(Stored dataset items)
★ ★ ★ ★ ★ ★ ★

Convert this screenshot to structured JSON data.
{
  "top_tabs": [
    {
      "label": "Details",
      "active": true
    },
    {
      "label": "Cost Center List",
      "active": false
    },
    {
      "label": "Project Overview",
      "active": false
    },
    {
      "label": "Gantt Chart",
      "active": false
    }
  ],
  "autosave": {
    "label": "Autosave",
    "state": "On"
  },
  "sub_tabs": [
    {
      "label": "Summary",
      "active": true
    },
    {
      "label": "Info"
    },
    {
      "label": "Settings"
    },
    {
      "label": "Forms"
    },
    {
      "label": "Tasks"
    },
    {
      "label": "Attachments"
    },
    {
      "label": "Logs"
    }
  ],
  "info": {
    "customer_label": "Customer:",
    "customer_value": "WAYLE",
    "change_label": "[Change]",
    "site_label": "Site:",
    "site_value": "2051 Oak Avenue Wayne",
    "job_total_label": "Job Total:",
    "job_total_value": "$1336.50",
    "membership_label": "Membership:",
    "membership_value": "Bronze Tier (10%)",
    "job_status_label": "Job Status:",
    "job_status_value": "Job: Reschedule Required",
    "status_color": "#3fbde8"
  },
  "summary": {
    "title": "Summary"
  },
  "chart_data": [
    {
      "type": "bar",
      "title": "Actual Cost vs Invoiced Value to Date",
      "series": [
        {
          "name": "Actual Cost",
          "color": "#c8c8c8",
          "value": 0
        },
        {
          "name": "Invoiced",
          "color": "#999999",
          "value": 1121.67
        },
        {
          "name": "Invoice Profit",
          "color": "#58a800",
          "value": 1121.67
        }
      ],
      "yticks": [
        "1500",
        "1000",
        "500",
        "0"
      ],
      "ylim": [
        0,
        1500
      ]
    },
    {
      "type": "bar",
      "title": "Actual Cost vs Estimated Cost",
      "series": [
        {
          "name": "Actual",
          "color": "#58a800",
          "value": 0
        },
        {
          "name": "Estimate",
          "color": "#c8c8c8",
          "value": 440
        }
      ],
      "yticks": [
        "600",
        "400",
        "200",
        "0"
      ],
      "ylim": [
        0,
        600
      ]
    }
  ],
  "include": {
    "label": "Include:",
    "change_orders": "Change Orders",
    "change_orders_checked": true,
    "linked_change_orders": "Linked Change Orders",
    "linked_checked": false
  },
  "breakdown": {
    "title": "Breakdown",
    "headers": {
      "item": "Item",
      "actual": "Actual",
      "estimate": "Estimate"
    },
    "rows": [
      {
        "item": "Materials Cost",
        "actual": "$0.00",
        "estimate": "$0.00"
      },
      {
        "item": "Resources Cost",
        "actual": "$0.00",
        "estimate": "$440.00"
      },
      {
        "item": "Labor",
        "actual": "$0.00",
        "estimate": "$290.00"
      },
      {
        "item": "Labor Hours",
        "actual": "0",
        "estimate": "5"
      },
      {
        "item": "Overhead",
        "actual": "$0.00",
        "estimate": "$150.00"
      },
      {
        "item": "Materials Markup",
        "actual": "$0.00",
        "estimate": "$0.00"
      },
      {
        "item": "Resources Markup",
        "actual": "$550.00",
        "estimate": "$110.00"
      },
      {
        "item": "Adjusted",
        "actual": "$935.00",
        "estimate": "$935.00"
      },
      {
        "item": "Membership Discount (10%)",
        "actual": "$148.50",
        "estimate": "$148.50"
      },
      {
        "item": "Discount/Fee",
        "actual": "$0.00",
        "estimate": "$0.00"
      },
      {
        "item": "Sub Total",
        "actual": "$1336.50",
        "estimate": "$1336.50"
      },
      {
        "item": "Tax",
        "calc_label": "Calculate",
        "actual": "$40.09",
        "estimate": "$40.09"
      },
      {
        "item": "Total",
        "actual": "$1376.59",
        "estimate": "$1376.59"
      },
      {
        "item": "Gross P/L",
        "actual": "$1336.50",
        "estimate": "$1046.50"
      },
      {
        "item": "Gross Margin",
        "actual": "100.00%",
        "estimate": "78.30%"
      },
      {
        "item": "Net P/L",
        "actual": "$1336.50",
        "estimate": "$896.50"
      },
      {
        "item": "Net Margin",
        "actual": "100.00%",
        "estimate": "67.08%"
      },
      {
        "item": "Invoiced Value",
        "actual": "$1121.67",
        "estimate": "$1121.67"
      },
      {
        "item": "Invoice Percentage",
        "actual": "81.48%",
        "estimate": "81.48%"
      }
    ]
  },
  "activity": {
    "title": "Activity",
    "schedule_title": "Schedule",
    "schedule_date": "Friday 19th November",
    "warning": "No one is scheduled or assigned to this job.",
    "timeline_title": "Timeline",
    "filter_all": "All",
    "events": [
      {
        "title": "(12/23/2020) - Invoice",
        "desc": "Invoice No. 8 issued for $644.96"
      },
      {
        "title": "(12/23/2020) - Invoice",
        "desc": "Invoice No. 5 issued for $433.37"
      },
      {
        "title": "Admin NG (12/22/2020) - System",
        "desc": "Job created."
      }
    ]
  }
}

★ ★ ★ ★ ★ ★ ★

Transcribe all entries exactly as they are given.

Convert this screenshot to structured JSON data.
{
  "top_tabs": [
    {
      "label": "Details",
      "active": true
    },
    {
      "label": "Cost Center List",
      "active": false
    },
    {
      "label": "Project Overview",
      "active": false
    },
    {
      "label": "Gantt Chart",
      "active": false
    }
  ],
  "autosave": {
    "label": "Autosave",
    "state": "On"
  },
  "sub_tabs": [
    {
      "label": "Summary",
      "active": true
    },
    {
      "label": "Info"
    },
    {
      "label": "Settings"
    },
    {
      "label": "Forms"
    },
    {
      "label": "Tasks"
    },
    {
      "label": "Attachments"
    },
    {
      "label": "Logs"
    }
  ],
  "info": {
    "customer_label": "Customer:",
    "customer_value": "WAYLE",
    "change_label": "[Change]",
    "site_label": "Site:",
    "site_value": "2051 Oak Avenue Wayne",
    "job_total_label": "Job Total:",
    "job_total_value": "$1336.50",
    "membership_label": "Membership:",
    "membership_value": "Bronze Tier (10%)",
    "job_status_label": "Job Status:",
    "job_status_value": "Job: Reschedule Required",
    "status_color": "#3fbde8"
  },
  "summary": {
    "title": "Summary"
  },
  "chart_data": [
    {
      "type": "bar",
      "title": "Actual Cost vs Invoiced Value to Date",
      "series": [
        {
          "name": "Actual Cost",
          "color": "#c8c8c8",
          "value": 0
        },
        {
          "name": "Invoiced",
          "color": "#999999",
          "value": 1121.67
        },
        {
          "name": "Invoice Profit",
          "color": "#58a800",
          "value": 1121.67
        }
      ],
      "yticks": [
        "1500",
        "1000",
        "500",
        "0"
      ],
      "ylim": [
        0,
        1500
      ]
    },
    {
      "type": "bar",
      "title": "Actual Cost vs Estimated Cost",
      "series": [
        {
          "name": "Actual",
          "color": "#58a800",
          "value": 0
        },
        {
          "name": "Estimate",
          "color": "#c8c8c8",
          "value": 440
        }
      ],
      "yticks": [
        "600",
        "400",
        "200",
        "0"
      ],
      "ylim": [
        0,
        600
      ]
    }
  ],
  "include": {
    "label": "Include:",
    "change_orders": "Change Orders",
    "change_orders_checked": true,
    "linked_change_orders": "Linked Change Orders",
    "linked_checked": false
  },
  "breakdown": {
    "title": "Breakdown",
    "headers": {
      "item": "Item",
      "actual": "Actual",
      "estimate": "Estimate"
    },
    "rows": [
      {
        "item": "Materials Cost",
        "actual": "$0.00",
        "estimate": "$0.00"
      },
      {
        "item": "Resources Cost",
        "actual": "$0.00",
        "estimate": "$440.00"
      },
      {
        "item": "Labor",
        "actual": "$0.00",
        "estimate": "$290.00"
      },
      {
        "item": "Labor Hours",
        "actual": "0",
        "estimate": "5"
      },
      {
        "item": "Overhead",
        "actual": "$0.00",
        "estimate": "$150.00"
      },
      {
        "item": "Materials Markup",
        "actual": "$0.00",
        "estimate": "$0.00"
      },
      {
        "item": "Resources Markup",
        "actual": "$550.00",
        "estimate": "$110.00"
      },
      {
        "item": "Adjusted",
        "actual": "$935.00",
        "estimate": "$935.00"
      },
      {
        "item": "Membership Discount (10%)",
        "actual": "$148.50",
        "estimate": "$148.50"
      },
      {
        "item": "Discount/Fee",
        "actual": "$0.00",
        "estimate": "$0.00"
      },
      {
        "item": "Sub Total",
        "actual": "$1336.50",
        "estimate": "$1336.50"
      },
      {
        "item": "Tax",
        "calc_label": "Calculate",
        "actual": "$40.09",
        "estimate": "$40.09"
      },
      {
        "item": "Total",
        "actual": "$1376.59",
        "estimate": "$1376.59"
      },
      {
        "item": "Gross P/L",
        "actual": "$1336.50",
        "estimate": "$1046.50"
      },
      {
        "item": "Gross Margin",
        "actual": "100.00%",
        "estimate": "78.30%"
      },
      {
        "item": "Net P/L",
        "actual": "$1336.50",
        "estimate": "$896.50"
      },
      {
        "item": "Net Margin",
        "actual": "100.00%",
        "estimate": "67.08%"
      },
      {
        "item": "Invoiced Value",
        "actual": "$1121.67",
        "estimate": "$1121.67"
      },
      {
        "item": "Invoice Percentage",
        "actual": "81.48%",
        "estimate": "81.48%"
      }
    ]
  },
  "activity": {
    "title": "Activity",
    "schedule_title": "Schedule",
    "schedule_date": "Friday 19th November",
    "warning": "No one is scheduled or assigned to this job.",
    "timeline_title": "Timeline",
    "filter_all": "All",
    "events": [
      {
        "title": "(12/23/2020) - Invoice",
        "desc": "Invoice No. 8 issued for $644.96"
      },
      {
        "title": "(12/23/2020) - Invoice",
        "desc": "Invoice No. 5 issued for $433.37"
      },
      {
        "title": "Admin NG (12/22/2020) - System",
        "desc": "Job created."
      }
    ]
  }
}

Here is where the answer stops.